■ Available records ■
────────────────

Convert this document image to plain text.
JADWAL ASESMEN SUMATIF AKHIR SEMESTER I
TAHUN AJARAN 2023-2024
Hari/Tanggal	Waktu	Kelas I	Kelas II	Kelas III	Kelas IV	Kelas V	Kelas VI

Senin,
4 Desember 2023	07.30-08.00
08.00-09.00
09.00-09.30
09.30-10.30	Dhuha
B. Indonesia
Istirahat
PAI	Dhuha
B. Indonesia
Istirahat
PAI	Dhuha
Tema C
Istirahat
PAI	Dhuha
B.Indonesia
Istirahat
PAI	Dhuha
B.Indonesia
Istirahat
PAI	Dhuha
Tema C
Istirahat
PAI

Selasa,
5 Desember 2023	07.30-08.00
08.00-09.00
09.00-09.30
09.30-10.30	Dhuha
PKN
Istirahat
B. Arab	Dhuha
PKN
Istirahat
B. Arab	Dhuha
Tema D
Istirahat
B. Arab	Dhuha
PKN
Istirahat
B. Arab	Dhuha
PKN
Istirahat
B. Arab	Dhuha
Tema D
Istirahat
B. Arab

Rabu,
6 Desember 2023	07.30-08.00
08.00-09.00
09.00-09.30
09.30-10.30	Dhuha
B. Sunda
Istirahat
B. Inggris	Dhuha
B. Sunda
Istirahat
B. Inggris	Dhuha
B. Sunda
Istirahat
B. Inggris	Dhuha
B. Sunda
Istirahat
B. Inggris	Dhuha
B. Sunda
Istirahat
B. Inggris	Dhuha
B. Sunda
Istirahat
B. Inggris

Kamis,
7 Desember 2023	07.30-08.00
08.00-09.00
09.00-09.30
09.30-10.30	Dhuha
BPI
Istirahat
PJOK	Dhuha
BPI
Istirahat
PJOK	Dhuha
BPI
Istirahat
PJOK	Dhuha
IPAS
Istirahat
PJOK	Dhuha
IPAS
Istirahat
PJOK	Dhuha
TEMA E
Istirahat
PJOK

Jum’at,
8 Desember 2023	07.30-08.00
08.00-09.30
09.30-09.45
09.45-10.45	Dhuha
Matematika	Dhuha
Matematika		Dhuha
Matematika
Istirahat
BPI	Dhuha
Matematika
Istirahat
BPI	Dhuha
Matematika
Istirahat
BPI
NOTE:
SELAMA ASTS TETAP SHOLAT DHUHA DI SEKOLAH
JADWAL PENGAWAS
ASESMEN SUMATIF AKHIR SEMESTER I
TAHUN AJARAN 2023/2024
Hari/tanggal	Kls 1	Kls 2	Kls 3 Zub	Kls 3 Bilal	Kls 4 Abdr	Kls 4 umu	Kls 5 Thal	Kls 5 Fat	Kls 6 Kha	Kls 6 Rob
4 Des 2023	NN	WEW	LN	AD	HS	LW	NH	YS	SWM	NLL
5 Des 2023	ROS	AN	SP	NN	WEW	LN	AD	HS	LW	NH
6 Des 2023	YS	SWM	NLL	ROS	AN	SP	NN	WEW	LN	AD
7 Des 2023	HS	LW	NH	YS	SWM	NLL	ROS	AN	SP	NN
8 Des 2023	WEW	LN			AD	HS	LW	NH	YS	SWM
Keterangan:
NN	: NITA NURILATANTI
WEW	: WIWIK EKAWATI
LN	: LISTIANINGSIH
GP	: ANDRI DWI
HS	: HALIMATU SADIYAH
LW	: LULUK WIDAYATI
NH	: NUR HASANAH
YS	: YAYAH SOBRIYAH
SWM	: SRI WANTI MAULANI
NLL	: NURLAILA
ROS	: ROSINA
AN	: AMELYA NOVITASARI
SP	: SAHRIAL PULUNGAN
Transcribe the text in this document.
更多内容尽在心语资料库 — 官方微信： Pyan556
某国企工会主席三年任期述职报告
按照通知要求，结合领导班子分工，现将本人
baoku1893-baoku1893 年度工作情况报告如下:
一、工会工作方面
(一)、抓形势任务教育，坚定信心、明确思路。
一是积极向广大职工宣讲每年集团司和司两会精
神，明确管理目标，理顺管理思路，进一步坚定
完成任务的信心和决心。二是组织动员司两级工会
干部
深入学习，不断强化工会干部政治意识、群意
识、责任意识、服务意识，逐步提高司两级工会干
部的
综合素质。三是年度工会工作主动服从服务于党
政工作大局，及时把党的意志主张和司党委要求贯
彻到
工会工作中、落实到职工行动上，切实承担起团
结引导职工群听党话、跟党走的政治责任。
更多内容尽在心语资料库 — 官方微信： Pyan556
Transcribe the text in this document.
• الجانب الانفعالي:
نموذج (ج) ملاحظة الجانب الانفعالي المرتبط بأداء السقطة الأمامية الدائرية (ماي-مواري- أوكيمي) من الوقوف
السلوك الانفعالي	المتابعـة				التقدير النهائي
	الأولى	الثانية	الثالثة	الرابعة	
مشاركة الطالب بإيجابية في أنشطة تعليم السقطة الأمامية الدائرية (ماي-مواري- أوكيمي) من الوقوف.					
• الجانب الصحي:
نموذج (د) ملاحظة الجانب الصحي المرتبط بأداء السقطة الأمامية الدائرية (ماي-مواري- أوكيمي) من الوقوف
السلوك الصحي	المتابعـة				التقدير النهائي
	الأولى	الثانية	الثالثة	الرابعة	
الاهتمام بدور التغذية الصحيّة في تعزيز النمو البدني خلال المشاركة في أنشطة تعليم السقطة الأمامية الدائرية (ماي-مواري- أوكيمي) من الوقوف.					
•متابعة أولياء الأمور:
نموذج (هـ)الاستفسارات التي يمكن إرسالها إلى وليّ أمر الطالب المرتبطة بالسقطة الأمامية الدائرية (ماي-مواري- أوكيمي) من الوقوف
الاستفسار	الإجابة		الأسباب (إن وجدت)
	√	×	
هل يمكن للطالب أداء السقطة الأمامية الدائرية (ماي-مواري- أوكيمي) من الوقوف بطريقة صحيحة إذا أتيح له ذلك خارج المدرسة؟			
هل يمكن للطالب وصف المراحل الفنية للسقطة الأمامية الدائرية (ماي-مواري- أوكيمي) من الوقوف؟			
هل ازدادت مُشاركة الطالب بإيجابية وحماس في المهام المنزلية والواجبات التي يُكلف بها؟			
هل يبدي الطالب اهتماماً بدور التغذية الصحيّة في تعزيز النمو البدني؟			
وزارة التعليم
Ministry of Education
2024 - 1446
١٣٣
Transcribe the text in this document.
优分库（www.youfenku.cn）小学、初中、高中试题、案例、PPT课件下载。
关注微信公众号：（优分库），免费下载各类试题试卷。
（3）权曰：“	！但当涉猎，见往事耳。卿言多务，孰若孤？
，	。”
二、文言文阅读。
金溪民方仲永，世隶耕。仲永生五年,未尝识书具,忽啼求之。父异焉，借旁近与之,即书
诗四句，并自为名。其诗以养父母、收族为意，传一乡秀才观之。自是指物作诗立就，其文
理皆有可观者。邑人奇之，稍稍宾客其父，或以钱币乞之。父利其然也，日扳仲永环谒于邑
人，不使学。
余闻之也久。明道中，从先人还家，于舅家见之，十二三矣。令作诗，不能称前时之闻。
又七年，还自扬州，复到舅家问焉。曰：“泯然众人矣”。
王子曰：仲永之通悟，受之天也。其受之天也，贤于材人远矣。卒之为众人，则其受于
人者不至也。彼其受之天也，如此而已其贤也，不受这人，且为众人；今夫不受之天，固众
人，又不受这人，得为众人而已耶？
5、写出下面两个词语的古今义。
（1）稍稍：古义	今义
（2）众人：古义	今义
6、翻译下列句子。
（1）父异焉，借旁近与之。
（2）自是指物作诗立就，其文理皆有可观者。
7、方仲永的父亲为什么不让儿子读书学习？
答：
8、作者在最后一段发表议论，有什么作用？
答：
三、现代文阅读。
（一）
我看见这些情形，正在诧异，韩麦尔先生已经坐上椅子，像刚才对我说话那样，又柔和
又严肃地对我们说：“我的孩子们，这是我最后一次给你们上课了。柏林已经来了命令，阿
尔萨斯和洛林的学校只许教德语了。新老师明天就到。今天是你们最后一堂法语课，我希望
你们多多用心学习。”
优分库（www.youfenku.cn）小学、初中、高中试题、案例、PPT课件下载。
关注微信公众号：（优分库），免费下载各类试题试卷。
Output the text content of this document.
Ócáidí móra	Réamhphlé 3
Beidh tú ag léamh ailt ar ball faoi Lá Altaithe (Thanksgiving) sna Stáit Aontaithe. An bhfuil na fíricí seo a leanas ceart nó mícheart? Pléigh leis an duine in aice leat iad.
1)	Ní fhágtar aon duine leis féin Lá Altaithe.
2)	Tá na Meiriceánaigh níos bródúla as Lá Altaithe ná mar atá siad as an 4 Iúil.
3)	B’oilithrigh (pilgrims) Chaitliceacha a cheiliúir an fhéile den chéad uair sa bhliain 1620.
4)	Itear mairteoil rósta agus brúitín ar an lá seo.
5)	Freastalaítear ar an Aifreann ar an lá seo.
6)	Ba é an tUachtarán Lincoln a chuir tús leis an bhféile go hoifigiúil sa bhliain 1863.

────────────────

■ To do ■
Lines containing the string "التي" are to be selected and copied.

■ The completed task ■
نموذج (هـ)الاستفسارات التي يمكن إرسالها إلى وليّ أمر الطالب المرتبطة بالسقطة الأمامية الدائرية (ماي-مواري- أوكيمي) من الوقوف
هل ازدادت مُشاركة الطالب بإيجابية وحماس في المهام المنزلية والواجبات التي يُكلف بها؟			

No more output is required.